■ Task instructions: In the comment thread about plastic surgery below, which actress does one commenter praise for having a career without joining the "cookie cutter club"?

■ Text under study:
*** Block opens ***

But how much longer until we go to see movies where faces don't move?  You can't act without expression on your face.  Then again, if it gets too bad, we can go back to listening to shows on the radio.

9 comments:

Anonymous said...

In defense of Rose McGowan, I had heard that she was in a car accident and had to have reconstructive eye surgery after the sunglasses she was wearing were crushed on her face. I'm not sure if it's the truth or not.

Anonymous said...

Props to Sally Field for proving you don;t need to join the cookie cutter club to have a career.

AsstGeek said...

Hmm. Am not sure about that, Anon. The number of people who have "breathing issues" so they got a nose job...

But maybe you're right.

I couldn't agree more with this blog, as I have watched my beautiful friends go under the knife again and again for what? To look like they come from another planet? To look like a Barbie (Heidi Montag is a blithering idiot, so she DESERVES to have such stupid reasoning, but no one else gets that excuse!)? Because they'll look 20 forever?

Besides the ethics of women being "unworthy" unless they're young and hot and beautiful (which is scary), plastic surgery is a very dicey art. Most people look HORRIBLE after they have things done.

Does anyone thing Nicole Kidman's plastic unmoving face is better than her own natural beauty, albeit with wrinkles and a little sagging? She looks hideous.

And don't get me started on the Meg Ryans, Melanie Griffiths and the other horrors of plastic surgery.

Kat said...

I look at those two pictures of Heidi Montag and I'm sad. My first thought was "She used to be such a pretty girl and now she's a caricature." Yet her eyes have the same sadness in them. The fact she got a "movie role" (even a cameo as you've pointed out) just tells her she did the right thing.

The truth is: I doubt all that surgery really fixed whatever it is that's "broken" with her.

I just hope the fickle HW taste pendulum swings back towards real women soon. Or you know, eventually!

Anonymous said...

Um, darling, it's not only Hollywood, it's the whole world. As long as women are only appreciated for their looks and how beautiful and sexy they are for heterosexual or even homosexual men nothing will change.
An old fart like Jack Nicholson can still play the stud in any HW movie even if his nutsack is in his shoes and nobody would say anything about it but try to do that with a woman his age.
In a society in which they call women in their thirties 'middle-aged' and 40-something year olds are considered old dried up hags who should start arranging their own funerals already it is no wonder that women don't want to look a day older than they actually are.
Look at girls in their teens nowadays. Most of them try to look like young women in their twenties already so that they can stretch the timespan a bit more between looking like a hot chick with a tight body/uncreased face and 'Hello grandma' which starts when they hit 30.

Anonymous said...

*** Block closes ***

■ Excerpted data:

*** Block opens ***

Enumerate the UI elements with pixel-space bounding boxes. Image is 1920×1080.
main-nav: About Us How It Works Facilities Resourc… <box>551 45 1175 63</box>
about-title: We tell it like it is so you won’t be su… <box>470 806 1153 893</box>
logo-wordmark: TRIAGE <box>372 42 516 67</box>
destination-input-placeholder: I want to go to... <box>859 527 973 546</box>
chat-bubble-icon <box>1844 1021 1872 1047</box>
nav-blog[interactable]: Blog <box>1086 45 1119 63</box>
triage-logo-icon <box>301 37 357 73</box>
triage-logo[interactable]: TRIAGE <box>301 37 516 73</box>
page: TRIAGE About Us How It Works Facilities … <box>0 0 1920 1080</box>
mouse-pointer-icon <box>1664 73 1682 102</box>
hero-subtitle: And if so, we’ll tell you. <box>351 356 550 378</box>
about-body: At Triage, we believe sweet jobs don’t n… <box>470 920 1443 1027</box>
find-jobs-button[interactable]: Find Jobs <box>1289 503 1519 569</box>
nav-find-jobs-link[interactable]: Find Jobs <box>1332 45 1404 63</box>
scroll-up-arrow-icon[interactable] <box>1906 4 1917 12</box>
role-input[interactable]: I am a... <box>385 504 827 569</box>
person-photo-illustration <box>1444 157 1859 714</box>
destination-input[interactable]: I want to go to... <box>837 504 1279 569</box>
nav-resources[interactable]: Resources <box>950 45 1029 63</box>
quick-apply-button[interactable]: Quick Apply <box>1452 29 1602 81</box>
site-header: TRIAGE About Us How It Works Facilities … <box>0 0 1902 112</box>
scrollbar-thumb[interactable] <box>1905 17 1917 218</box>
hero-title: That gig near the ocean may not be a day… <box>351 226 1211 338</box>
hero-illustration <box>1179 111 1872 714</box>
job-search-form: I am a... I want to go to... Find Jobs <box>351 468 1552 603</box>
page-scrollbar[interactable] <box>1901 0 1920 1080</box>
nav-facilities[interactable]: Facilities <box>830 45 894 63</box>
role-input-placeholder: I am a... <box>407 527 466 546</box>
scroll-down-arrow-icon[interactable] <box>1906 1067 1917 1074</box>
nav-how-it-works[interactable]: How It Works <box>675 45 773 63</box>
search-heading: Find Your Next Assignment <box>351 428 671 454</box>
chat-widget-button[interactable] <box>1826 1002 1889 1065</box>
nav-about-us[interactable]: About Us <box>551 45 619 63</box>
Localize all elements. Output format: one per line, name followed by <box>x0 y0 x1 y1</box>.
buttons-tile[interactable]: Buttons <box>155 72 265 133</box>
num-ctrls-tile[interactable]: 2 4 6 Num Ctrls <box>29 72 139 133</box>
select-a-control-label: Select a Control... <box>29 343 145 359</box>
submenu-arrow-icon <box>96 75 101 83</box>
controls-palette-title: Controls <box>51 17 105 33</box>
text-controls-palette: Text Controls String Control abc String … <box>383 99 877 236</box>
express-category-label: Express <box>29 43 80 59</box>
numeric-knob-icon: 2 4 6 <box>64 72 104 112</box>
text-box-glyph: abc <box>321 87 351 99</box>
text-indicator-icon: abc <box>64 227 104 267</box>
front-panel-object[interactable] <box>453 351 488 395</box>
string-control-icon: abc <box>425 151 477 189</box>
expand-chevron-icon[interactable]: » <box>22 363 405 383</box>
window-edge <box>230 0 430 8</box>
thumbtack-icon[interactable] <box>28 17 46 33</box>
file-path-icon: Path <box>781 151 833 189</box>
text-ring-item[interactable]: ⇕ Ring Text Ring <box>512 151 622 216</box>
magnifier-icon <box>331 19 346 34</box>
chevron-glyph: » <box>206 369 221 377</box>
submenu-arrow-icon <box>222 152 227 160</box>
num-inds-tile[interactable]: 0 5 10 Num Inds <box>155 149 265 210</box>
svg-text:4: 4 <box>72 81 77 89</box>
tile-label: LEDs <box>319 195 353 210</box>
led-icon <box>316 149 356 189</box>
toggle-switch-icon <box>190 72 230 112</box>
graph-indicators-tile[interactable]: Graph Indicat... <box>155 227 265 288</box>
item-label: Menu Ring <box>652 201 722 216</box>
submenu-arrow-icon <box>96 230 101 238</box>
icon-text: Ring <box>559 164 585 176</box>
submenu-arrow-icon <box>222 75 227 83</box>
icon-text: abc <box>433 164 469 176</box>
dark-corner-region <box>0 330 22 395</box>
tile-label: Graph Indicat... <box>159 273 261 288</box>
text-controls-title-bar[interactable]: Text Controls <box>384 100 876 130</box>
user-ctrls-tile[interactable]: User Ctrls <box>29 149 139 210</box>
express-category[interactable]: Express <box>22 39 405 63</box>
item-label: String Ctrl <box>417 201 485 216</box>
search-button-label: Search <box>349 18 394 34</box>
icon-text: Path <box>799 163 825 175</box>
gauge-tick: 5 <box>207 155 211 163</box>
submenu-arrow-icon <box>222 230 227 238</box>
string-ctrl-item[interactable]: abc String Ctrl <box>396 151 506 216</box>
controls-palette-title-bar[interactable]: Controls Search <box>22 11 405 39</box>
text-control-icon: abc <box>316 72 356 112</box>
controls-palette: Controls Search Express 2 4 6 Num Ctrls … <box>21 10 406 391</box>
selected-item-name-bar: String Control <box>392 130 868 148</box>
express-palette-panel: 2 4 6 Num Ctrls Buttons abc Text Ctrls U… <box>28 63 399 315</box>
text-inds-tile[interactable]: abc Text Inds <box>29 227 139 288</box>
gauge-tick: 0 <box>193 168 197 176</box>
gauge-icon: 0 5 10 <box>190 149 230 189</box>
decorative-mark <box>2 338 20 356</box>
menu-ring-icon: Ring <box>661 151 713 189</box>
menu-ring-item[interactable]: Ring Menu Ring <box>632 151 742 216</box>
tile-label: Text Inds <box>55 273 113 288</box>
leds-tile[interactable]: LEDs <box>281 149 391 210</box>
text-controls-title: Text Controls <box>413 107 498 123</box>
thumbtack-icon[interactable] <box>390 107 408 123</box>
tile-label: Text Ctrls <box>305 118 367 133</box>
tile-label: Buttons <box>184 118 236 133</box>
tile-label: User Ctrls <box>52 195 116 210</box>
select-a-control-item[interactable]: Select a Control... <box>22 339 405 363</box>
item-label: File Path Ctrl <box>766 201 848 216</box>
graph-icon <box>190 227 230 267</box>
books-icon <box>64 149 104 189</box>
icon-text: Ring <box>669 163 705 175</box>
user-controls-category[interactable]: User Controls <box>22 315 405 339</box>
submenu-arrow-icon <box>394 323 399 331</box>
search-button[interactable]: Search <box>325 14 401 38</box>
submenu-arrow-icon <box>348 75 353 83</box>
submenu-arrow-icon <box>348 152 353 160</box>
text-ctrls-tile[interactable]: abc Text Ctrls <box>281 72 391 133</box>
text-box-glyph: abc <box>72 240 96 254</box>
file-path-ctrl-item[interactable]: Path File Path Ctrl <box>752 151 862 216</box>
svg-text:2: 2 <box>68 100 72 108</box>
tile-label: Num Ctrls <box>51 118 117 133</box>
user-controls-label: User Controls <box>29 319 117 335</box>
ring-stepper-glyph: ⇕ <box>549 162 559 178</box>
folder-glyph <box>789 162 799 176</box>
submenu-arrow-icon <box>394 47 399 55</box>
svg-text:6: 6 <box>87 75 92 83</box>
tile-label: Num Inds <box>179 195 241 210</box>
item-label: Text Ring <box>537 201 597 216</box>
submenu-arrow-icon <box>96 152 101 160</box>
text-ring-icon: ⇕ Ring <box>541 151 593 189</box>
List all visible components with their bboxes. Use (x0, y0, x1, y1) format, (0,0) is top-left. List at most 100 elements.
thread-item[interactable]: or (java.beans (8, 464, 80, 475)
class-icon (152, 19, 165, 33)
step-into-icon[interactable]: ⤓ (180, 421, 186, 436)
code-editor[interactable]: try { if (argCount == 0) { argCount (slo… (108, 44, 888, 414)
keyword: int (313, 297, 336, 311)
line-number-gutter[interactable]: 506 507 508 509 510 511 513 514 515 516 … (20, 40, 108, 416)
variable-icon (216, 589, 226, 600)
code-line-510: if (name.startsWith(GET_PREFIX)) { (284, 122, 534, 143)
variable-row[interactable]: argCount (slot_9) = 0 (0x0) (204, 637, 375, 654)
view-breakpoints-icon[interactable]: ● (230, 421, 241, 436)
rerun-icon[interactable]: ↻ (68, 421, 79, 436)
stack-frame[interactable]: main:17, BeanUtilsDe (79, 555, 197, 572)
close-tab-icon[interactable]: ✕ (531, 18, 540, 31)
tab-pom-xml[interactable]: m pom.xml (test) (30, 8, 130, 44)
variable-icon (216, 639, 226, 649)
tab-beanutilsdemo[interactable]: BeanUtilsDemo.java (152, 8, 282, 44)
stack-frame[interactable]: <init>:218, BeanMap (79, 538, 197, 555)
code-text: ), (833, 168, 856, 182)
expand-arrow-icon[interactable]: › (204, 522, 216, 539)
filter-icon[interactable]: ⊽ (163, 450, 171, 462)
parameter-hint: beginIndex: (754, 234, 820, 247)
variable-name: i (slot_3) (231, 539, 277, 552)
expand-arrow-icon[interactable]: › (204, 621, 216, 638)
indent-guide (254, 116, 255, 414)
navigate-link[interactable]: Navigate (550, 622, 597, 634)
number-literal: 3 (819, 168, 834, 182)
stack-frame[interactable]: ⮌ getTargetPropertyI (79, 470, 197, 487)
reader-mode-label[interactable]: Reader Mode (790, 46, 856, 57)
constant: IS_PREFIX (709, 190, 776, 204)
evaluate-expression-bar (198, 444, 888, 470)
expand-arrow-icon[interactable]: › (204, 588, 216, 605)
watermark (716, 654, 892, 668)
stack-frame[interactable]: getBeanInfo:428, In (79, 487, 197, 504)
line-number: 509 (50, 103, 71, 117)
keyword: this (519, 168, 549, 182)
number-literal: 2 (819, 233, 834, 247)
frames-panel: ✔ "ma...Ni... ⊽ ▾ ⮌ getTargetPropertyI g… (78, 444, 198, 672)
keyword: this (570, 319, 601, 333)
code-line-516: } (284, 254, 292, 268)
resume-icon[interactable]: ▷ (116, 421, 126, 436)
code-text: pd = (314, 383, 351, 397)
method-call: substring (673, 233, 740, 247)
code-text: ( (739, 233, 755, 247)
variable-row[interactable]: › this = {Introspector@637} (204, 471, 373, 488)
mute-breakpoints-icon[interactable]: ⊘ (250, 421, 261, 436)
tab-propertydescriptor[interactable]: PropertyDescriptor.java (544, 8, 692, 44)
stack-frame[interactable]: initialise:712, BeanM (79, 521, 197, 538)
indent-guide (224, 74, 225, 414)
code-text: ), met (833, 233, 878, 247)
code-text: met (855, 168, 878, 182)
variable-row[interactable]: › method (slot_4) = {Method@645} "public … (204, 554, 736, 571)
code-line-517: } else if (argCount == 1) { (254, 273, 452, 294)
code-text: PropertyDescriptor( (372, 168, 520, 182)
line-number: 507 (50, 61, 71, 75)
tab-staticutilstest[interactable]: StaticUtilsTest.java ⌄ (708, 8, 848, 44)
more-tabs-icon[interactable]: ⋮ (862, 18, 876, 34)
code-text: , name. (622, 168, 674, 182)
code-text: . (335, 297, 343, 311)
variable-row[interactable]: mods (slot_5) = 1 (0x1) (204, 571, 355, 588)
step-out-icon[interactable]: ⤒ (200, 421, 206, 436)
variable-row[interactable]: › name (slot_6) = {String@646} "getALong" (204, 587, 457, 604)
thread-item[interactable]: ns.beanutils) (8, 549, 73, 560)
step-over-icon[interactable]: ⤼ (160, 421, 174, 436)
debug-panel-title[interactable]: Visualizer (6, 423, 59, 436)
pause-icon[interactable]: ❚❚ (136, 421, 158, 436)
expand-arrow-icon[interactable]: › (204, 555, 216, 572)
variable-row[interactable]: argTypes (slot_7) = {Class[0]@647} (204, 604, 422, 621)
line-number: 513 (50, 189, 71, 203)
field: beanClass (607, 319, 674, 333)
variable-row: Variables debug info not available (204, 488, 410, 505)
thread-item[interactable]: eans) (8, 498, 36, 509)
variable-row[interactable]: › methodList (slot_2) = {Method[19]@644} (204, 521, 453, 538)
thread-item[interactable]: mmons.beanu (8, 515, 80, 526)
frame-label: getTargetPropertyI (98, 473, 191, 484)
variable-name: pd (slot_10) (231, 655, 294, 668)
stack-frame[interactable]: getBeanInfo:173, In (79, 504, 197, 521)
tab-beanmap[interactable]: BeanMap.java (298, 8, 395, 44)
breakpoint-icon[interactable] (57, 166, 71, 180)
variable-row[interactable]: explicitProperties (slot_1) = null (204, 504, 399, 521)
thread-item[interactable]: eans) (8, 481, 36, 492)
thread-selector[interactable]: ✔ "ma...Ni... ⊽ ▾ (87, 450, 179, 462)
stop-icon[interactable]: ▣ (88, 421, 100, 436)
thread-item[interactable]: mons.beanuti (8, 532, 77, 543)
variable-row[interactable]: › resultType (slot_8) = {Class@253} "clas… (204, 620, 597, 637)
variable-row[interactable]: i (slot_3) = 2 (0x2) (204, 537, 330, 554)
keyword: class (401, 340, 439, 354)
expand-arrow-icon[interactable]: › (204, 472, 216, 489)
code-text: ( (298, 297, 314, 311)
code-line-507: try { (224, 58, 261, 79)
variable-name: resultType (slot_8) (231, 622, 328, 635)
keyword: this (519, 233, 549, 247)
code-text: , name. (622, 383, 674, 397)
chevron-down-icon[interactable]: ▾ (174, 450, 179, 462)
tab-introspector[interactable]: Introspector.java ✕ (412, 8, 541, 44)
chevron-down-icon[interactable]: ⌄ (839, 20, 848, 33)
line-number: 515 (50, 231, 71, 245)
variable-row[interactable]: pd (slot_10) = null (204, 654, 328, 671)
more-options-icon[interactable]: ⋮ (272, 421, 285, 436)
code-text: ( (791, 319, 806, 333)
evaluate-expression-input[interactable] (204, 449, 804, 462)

*** Block closes ***

■ Answer to this problem: Sally Field